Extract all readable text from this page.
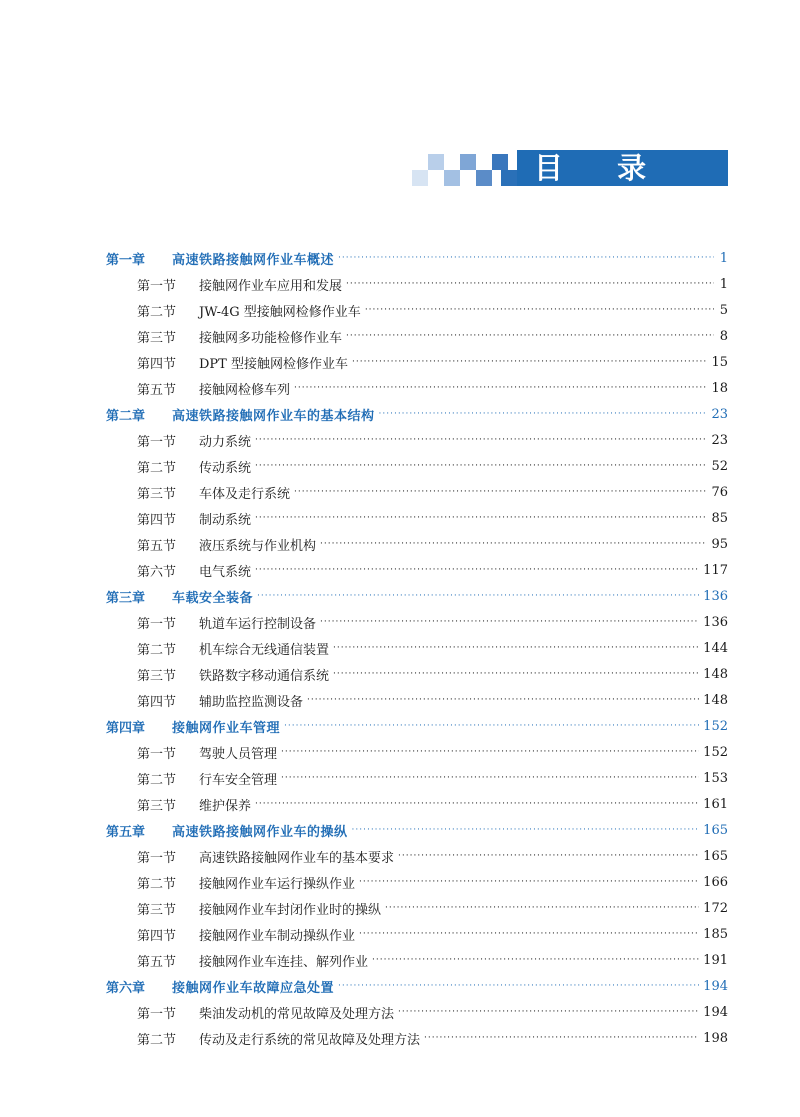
目 录
第一章	高速铁路接触网作业车概述 ·····	1
第一节	接触网作业车应用和发展 ·····	1
第二节	JW-4G 型接触网检修作业车 ·····	5
第三节	接触网多功能检修作业车 ·····	8
第四节	DPT 型接触网检修作业车 ·····	15
第五节	接触网检修车列 ·····	18
第二章	高速铁路接触网作业车的基本结构 ·····	23
第一节	动力系统 ·····	23
第二节	传动系统 ·····	52
第三节	车体及走行系统 ·····	76
第四节	制动系统 ·····	85
第五节	液压系统与作业机构 ·····	95
第六节	电气系统 ·····	117
第三章	车载安全装备 ·····	136
第一节	轨道车运行控制设备 ·····	136
第二节	机车综合无线通信装置 ·····	144
第三节	铁路数字移动通信系统 ·····	148
第四节	辅助监控监测设备 ·····	148
第四章	接触网作业车管理 ·····	152
第一节	驾驶人员管理 ·····	152
第二节	行车安全管理 ·····	153
第三节	维护保养 ·····	161
第五章	高速铁路接触网作业车的操纵 ·····	165
第一节	高速铁路接触网作业车的基本要求 ·····	165
第二节	接触网作业车运行操纵作业 ·····	166
第三节	接触网作业车封闭作业时的操纵 ·····	172
第四节	接触网作业车制动操纵作业 ·····	185
第五节	接触网作业车连挂、解列作业 ·····	191
第六章	接触网作业车故障应急处置 ·····	194
第一节	柴油发动机的常见故障及处理方法 ·····	194
第二节	传动及走行系统的常见故障及处理方法 ·····	198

### [Objective]
Write out every line above exactly as it is, leaving out the pictures.

### [The response]
Extract all readable text from this page.
目 录
第一章	高速铁路接触网作业车概述 ·····	1
第一节	接触网作业车应用和发展 ·····	1
第二节	JW-4G 型接触网检修作业车 ·····	5
第三节	接触网多功能检修作业车 ·····	8
第四节	DPT 型接触网检修作业车 ·····	15
第五节	接触网检修车列 ·····	18
第二章	高速铁路接触网作业车的基本结构 ·····	23
第一节	动力系统 ·····	23
第二节	传动系统 ·····	52
第三节	车体及走行系统 ·····	76
第四节	制动系统 ·····	85
第五节	液压系统与作业机构 ·····	95
第六节	电气系统 ·····	117
第三章	车载安全装备 ·····	136
第一节	轨道车运行控制设备 ·····	136
第二节	机车综合无线通信装置 ·····	144
第三节	铁路数字移动通信系统 ·····	148
第四节	辅助监控监测设备 ·····	148
第四章	接触网作业车管理 ·····	152
第一节	驾驶人员管理 ·····	152
第二节	行车安全管理 ·····	153
第三节	维护保养 ·····	161
第五章	高速铁路接触网作业车的操纵 ·····	165
第一节	高速铁路接触网作业车的基本要求 ·····	165
第二节	接触网作业车运行操纵作业 ·····	166
第三节	接触网作业车封闭作业时的操纵 ·····	172
第四节	接触网作业车制动操纵作业 ·····	185
第五节	接触网作业车连挂、解列作业 ·····	191
第六章	接触网作业车故障应急处置 ·····	194
第一节	柴油发动机的常见故障及处理方法 ·····	194
第二节	传动及走行系统的常见故障及处理方法 ·····	198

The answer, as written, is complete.